Requirements ▸ From the listing below, pull out the lines that hold "Employment".

Task input ▸

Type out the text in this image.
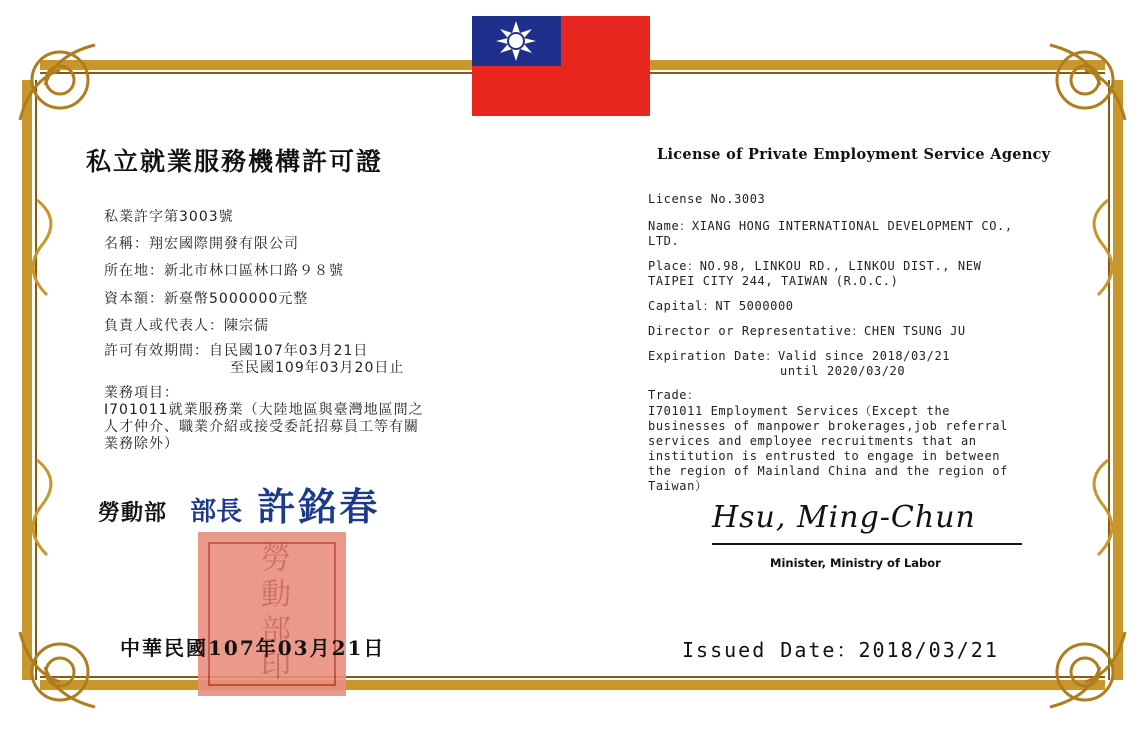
私立就業服務機構許可證
私業許字第3003號
名稱：翔宏國際開發有限公司
所在地：新北市林口區林口路９８號
資本額：新臺幣5000000元整
負責人或代表人：陳宗儒
許可有效期間：自民國107年03月21日
至民國109年03月20日止
業務項目：
I701011就業服務業（大陸地區與臺灣地區間之
人才仲介、職業介紹或接受委託招募員工等有關
業務除外）
勞動部 部長 許銘春
勞動部印
中華民國107年03月21日
License of Private Employment Service Agency
License No.3003
Name：XIANG HONG INTERNATIONAL DEVELOPMENT CO.,
LTD.
Place：NO.98, LINKOU RD., LINKOU DIST., NEW
TAIPEI CITY 244, TAIWAN (R.O.C.)
Capital：NT 5000000
Director or Representative：CHEN TSUNG JU
Expiration Date：Valid since 2018/03/21
until 2020/03/20
Trade：
I701011 Employment Services（Except the
businesses of manpower brokerages,job referral
services and employee recruitments that an
institution is entrusted to engage in between
the region of Mainland China and the region of
Taiwan）
Hsu, Ming-Chun
Minister, Ministry of Labor
Issued Date：2018/03/21
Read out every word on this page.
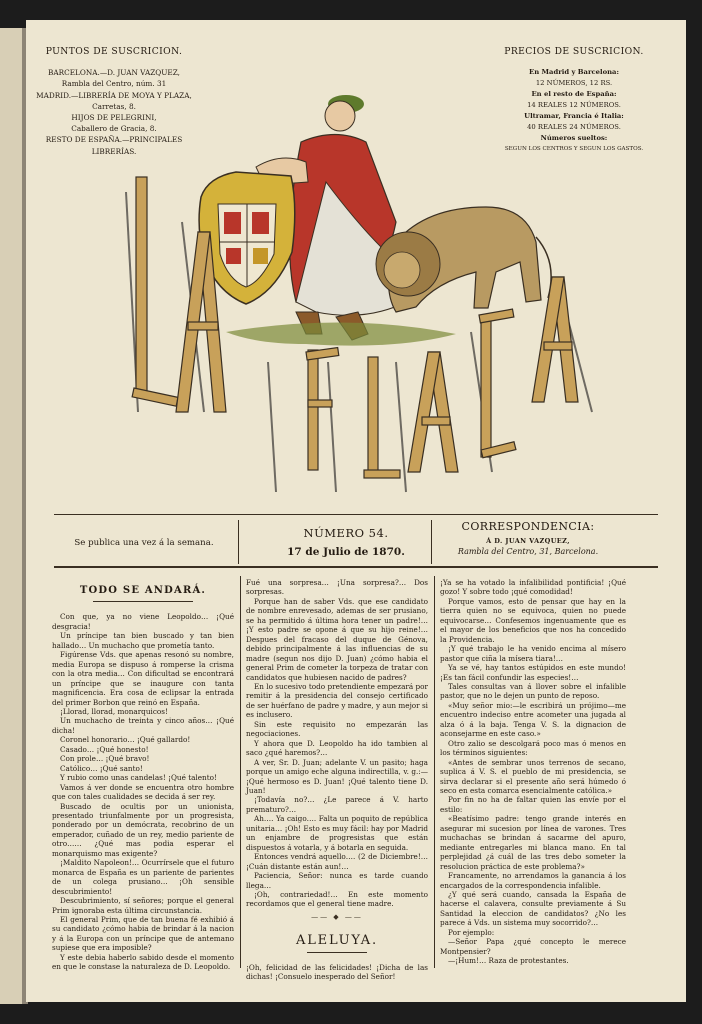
PUNTOS DE SUSCRICION.
BARCELONA.—D. JUAN VAZQUEZ,
Rambla del Centro, núm. 31
MADRID.—LIBRERÍA DE MOYA Y PLAZA,
Carretas, 8.
HIJOS DE PELEGRINI,
Caballero de Gracia, 8.
RESTO DE ESPAÑA.—PRINCIPALES
LIBRERÍAS.
PRECIOS DE SUSCRICION.
En Madrid y Barcelona:
12 NÚMEROS, 12 RS.
En el resto de España:
14 REALES 12 NÚMEROS.
Ultramar, Francia é Italia:
40 REALES 24 NÚMEROS.
Números sueltos:
SEGUN LOS CENTROS Y SEGUN LOS GASTOS.
LA FLACA
Se publica una vez á la semana.
NÚMERO 54.
17 de Julio de 1870.
CORRESPONDENCIA:
Á D. JUAN VAZQUEZ,
Rambla del Centro, 31, Barcelona.
TODO SE ANDARÁ.

Con que, ya no viene Leopoldo… ¡Qué desgracia!

Un príncipe tan bien buscado y tan bien hallado… Un muchacho que prometía tanto.

Figúrense Vds. que apenas resonó su nombre, media Europa se dispuso á romperse la crisma con la otra media… Con dificultad se encontrará un príncipe que se inaugure con tanta magnificencia. Era cosa de eclipsar la entrada del primer Borbon que reinó en España.

¡Llorad, llorad, monarquicos!

Un muchacho de treinta y cinco años… ¡Qué dicha!

Coronel honorario… ¡Qué gallardo!

Casado… ¡Qué honesto!

Con prole… ¡Qué bravo!

Católico… ¡Qué santo!

Y rubio como unas candelas! ¡Qué talento!

Vamos á ver donde se encuentra otro hombre que con tales cualidades se decida á ser rey.

Buscado de ocultis por un unionista, presentado triunfalmente por un progresista, ponderado por un demócrata, recobrino de un emperador, cuñado de un rey, medio pariente de otro…… ¿Qué mas podia esperar el monarquismo mas exigente?

¡Maldito Napoleon!… Ocurrírsele que el futuro monarca de España es un pariente de parientes de un colega prusiano… ¡Oh sensible descubrimiento!

Descubrimiento, sí señores; porque el general Prim ignoraba esta última circunstancia.

El general Prim, que de tan buena fé exhibió á su candidato ¿cómo habia de brindar á la nacion y á la Europa con un príncipe que de antemano supiese que era imposible?

Y este debia haberlo sabido desde el momento en que le constase la naturaleza de D. Leopoldo.

Fué una sorpresa… ¡Una sorpresa?… Dos sorpresas.

Porque han de saber Vds. que ese candidato de nombre enrevesado, ademas de ser prusiano, se ha permitido á última hora tener un padre!… ¡Y esto padre se opone á que su hijo reine!… Despues del fracaso del duque de Génova, debido principalmente á las influencias de su madre (segun nos dijo D. Juan) ¿cómo habia el general Prim de cometer la torpeza de tratar con candidatos que hubiesen nacido de padres?

En lo sucesivo todo pretendiente empezará por remitir á la presidencia del consejo certificado de ser huérfano de padre y madre, y aun mejor si es inclusero.

Sin este requisito no empezarán las negociaciones.

Y ahora que D. Leopoldo ha ido tambien al saco ¿qué haremos?…

A ver, Sr. D. Juan; adelante V. un pasito; haga porque un amigo eche alguna indirectilla, v. g.:—¡Qué hermoso es D. Juan! ¡Qué talento tiene D. Juan!

¡Todavía no?… ¿Le parece á V. harto prematuro?…

Ah…. Ya caigo…. Falta un poquito de república unitaria… ¡Oh! Esto es muy fácil: hay por Madrid un enjambre de progresistas que están dispuestos á votarla, y á botarla en seguida.

Entonces vendrá aquello…. (2 de Diciembre!… ¡Cuán distante están aun!…

Paciencia, Señor: nunca es tarde cuando llega…

¡Oh, contrariedad!… En este momento recordamos que el general tiene madre.

—— ◆ ——
ALELUYA.

¡Oh, felicidad de las felicidades! ¡Dicha de las dichas! ¡Consuelo inesperado del Señor!

¡Ya se ha votado la infalibilidad pontificia! ¡Qué gozo! Y sobre todo ¡qué comodidad!

Porque vamos, esto de pensar que hay en la tierra quien no se equivoca, quien no puede equivocarse… Confesemos ingenuamente que es el mayor de los beneficios que nos ha concedido la Providencia.

¡Y qué trabajo le ha venido encima al mísero pastor que ciña la mísera tiara!…

Ya se vé, hay tantos estúpidos en este mundo! ¡Es tan fácil confundir las especies!…

Tales consultas van á llover sobre el infalible pastor, que no le dejen un punto de reposo.

«Muy señor mio:—le escribirá un prójimo—me encuentro indeciso entre acometer una jugada al alza ó á la baja. Tenga V. S. la dignacion de aconsejarme en este caso.»

Otro zalio se descolgará poco mas ó menos en los términos siguientes:

«Antes de sembrar unos terrenos de secano, suplica á V. S. el pueblo de mi presidencia, se sirva declarar si el presente año será húmedo ó seco en esta comarca esencialmente católica.»

Por fin no ha de faltar quien las envíe por el estilo:

«Beatísimo padre: tengo grande interés en asegurar mi sucesion por línea de varones. Tres muchachas se brindan á sacarme del apuro, mediante entregarles mi blanca mano. En tal perplejidad ¿á cuál de las tres debo someter la resolucion práctica de este problema?»

Francamente, no arrendamos la ganancia á los encargados de la correspondencia infalible.

¿Y qué será cuando, cansada la España de hacerse el calavera, consulte previamente á Su Santidad la eleccion de candidatos? ¿No les parece á Vds. un sistema muy socorrido?…

Por ejemplo:

—Señor Papa ¿qué concepto le merece Montpensier?

—¡Hum!… Raza de protestantes.
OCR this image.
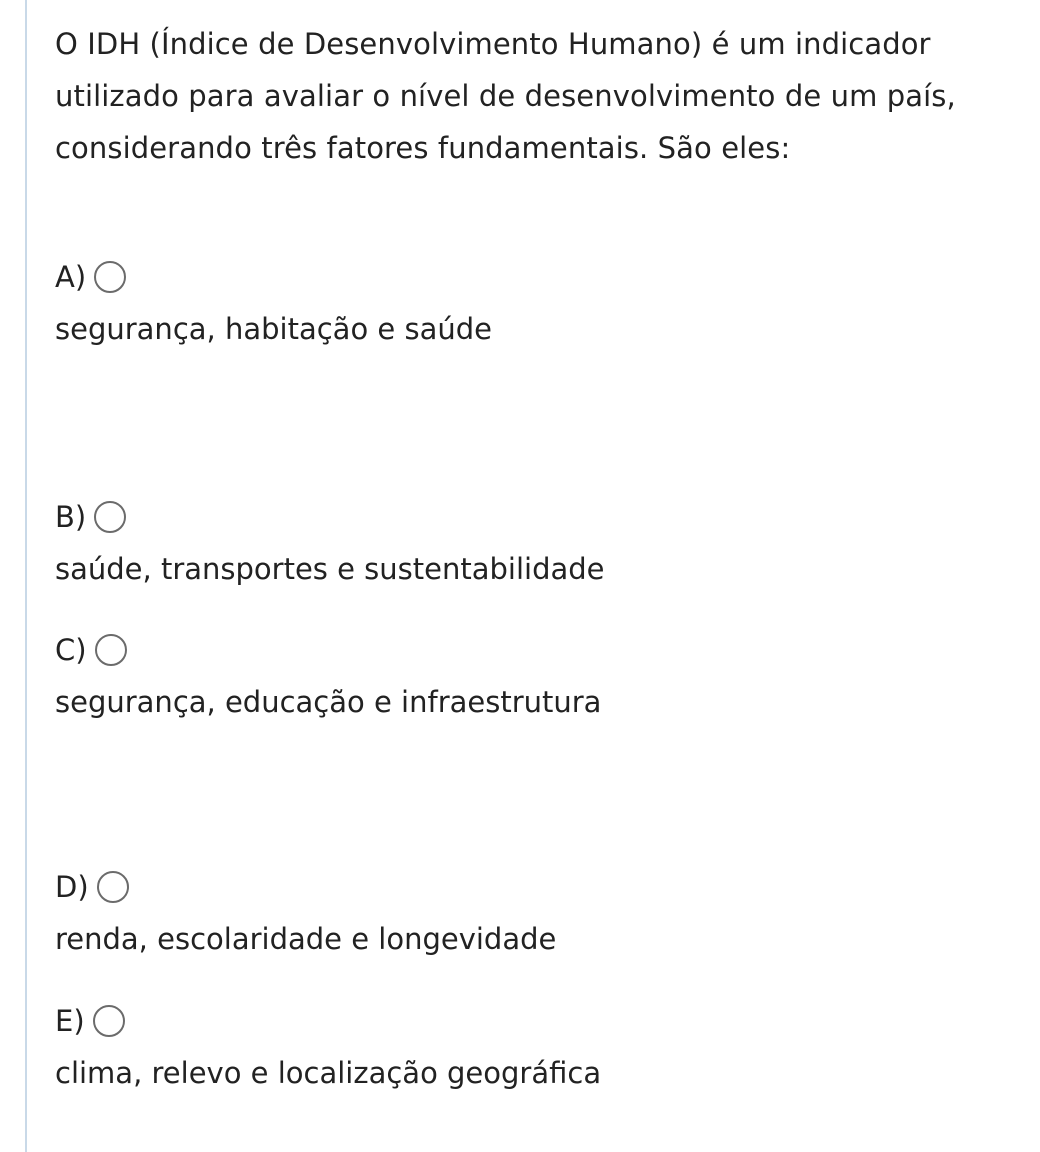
O IDH (Índice de Desenvolvimento Humano) é um indicador utilizado para avaliar o nível de desenvolvimento de um país, considerando três fatores fundamentais. São eles:

A)
segurança, habitação e saúde
B)
saúde, transportes e sustentabilidade
C)
segurança, educação e infraestrutura
D)
renda, escolaridade e longevidade
E)
clima, relevo e localização geográfica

Response ▸
License of Private Employment Service Agency
I701011 Employment Services（Except the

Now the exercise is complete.